**Data rows**
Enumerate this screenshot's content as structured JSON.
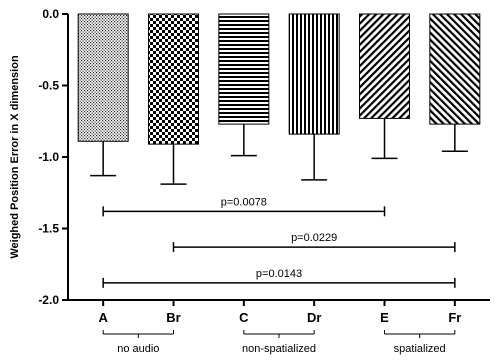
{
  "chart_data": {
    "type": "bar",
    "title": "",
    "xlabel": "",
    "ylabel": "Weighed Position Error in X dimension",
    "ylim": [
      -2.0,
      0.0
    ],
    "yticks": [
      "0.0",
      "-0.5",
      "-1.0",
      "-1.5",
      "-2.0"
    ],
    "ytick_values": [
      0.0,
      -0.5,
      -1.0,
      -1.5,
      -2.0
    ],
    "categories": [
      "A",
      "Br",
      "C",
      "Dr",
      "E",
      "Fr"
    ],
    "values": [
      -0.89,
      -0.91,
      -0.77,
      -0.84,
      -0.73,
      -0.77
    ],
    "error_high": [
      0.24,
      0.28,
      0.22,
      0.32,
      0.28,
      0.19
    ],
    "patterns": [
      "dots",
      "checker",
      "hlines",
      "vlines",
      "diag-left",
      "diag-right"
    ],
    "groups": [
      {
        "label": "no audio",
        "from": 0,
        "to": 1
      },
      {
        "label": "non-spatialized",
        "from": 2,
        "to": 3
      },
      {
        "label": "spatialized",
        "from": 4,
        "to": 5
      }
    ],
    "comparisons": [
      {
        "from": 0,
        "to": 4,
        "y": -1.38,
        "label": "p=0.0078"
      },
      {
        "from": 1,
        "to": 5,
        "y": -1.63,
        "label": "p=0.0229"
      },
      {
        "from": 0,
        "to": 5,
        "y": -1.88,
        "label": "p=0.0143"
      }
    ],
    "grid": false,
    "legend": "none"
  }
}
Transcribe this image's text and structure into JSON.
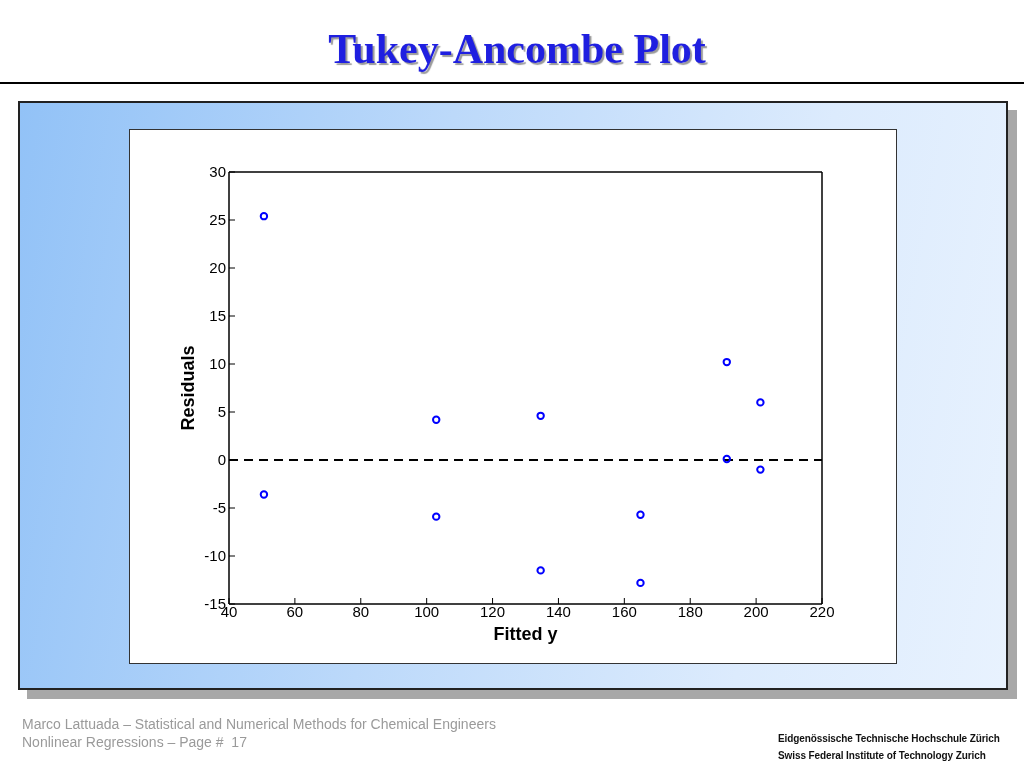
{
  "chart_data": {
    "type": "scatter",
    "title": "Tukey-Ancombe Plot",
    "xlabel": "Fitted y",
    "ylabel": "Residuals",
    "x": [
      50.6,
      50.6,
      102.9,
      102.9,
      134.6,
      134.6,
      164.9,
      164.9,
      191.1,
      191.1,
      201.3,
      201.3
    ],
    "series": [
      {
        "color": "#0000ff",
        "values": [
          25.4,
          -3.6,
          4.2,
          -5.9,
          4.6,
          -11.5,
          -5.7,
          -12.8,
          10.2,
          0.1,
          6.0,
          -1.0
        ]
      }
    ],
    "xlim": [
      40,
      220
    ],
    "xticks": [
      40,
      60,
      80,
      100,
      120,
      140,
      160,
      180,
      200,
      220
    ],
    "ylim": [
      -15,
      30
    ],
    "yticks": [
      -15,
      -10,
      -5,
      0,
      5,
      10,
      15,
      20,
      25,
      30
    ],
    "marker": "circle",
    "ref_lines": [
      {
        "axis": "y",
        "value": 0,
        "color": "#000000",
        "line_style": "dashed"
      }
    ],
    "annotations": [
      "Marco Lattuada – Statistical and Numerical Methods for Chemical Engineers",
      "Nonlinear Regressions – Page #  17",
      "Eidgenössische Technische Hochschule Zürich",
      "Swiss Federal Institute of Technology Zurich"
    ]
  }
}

---

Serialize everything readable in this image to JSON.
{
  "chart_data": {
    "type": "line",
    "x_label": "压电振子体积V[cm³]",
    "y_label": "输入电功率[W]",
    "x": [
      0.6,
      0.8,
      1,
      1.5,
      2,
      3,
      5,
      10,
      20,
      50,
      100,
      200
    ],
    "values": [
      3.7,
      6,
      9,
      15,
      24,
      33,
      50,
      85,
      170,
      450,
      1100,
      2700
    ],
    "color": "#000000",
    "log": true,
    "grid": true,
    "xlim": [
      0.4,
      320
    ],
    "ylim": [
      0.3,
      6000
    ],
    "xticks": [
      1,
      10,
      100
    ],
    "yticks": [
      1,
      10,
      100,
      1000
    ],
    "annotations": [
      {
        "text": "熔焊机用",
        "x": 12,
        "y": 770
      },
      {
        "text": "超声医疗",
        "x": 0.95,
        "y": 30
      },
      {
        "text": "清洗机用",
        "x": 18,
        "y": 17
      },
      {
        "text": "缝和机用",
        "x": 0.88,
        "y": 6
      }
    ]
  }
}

**Problem to solve**
Gather all lines of the records that include the word "color".

**Answer to this exercise**
        "color": "#0000ff",
        "color": "#000000",
    "color": "#000000",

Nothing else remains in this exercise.